## WORKING DATA

.....

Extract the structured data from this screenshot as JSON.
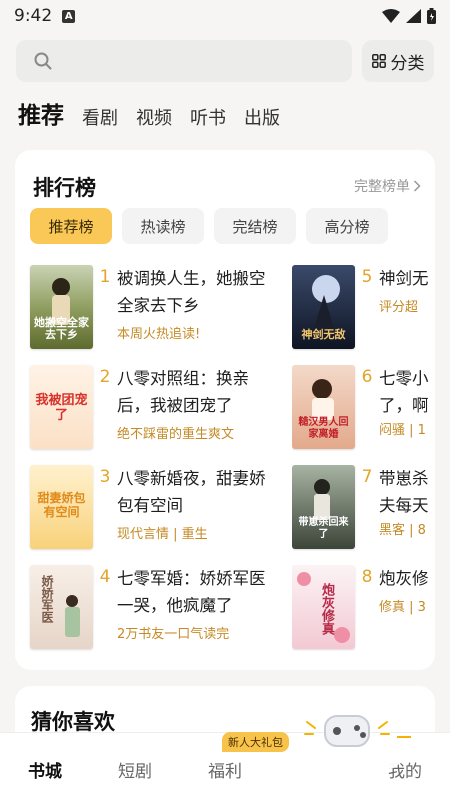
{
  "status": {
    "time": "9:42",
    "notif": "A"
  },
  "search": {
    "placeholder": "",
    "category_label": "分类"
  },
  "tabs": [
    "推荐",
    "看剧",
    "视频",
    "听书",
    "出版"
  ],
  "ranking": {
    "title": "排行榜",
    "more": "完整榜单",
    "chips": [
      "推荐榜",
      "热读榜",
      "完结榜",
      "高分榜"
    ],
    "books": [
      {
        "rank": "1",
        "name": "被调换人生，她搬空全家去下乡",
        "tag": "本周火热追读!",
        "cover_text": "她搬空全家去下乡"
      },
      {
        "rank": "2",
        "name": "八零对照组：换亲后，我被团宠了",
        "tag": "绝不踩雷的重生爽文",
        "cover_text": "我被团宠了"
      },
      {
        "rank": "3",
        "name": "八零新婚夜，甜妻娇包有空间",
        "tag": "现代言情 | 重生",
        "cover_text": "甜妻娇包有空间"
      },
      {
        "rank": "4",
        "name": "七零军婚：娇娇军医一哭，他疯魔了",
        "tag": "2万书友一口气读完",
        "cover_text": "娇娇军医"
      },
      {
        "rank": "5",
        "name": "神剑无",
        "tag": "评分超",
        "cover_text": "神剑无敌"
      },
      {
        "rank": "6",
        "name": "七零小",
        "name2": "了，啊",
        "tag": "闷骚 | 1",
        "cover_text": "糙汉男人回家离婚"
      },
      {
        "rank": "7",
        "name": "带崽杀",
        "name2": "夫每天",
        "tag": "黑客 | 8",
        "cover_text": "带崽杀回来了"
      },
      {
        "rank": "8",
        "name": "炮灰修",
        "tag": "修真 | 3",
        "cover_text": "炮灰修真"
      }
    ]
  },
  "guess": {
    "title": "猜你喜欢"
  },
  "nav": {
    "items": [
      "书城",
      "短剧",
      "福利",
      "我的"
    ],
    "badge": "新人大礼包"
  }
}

.....

## TASK INSTRUCTIONS
Restate each entry word for word, please, but drop any images it holds.

## WRITTEN RESPONSE
Extract the structured data from this screenshot as JSON.
{
  "status": {
    "time": "9:42",
    "notif": "A"
  },
  "search": {
    "placeholder": "",
    "category_label": "分类"
  },
  "tabs": [
    "推荐",
    "看剧",
    "视频",
    "听书",
    "出版"
  ],
  "ranking": {
    "title": "排行榜",
    "more": "完整榜单",
    "chips": [
      "推荐榜",
      "热读榜",
      "完结榜",
      "高分榜"
    ],
    "books": [
      {
        "rank": "1",
        "name": "被调换人生，她搬空全家去下乡",
        "tag": "本周火热追读!",
        "cover_text": "她搬空全家去下乡"
      },
      {
        "rank": "2",
        "name": "八零对照组：换亲后，我被团宠了",
        "tag": "绝不踩雷的重生爽文",
        "cover_text": "我被团宠了"
      },
      {
        "rank": "3",
        "name": "八零新婚夜，甜妻娇包有空间",
        "tag": "现代言情 | 重生",
        "cover_text": "甜妻娇包有空间"
      },
      {
        "rank": "4",
        "name": "七零军婚：娇娇军医一哭，他疯魔了",
        "tag": "2万书友一口气读完",
        "cover_text": "娇娇军医"
      },
      {
        "rank": "5",
        "name": "神剑无",
        "tag": "评分超",
        "cover_text": "神剑无敌"
      },
      {
        "rank": "6",
        "name": "七零小",
        "name2": "了，啊",
        "tag": "闷骚 | 1",
        "cover_text": "糙汉男人回家离婚"
      },
      {
        "rank": "7",
        "name": "带崽杀",
        "name2": "夫每天",
        "tag": "黑客 | 8",
        "cover_text": "带崽杀回来了"
      },
      {
        "rank": "8",
        "name": "炮灰修",
        "tag": "修真 | 3",
        "cover_text": "炮灰修真"
      }
    ]
  },
  "guess": {
    "title": "猜你喜欢"
  },
  "nav": {
    "items": [
      "书城",
      "短剧",
      "福利",
      "我的"
    ],
    "badge": "新人大礼包"
  }
}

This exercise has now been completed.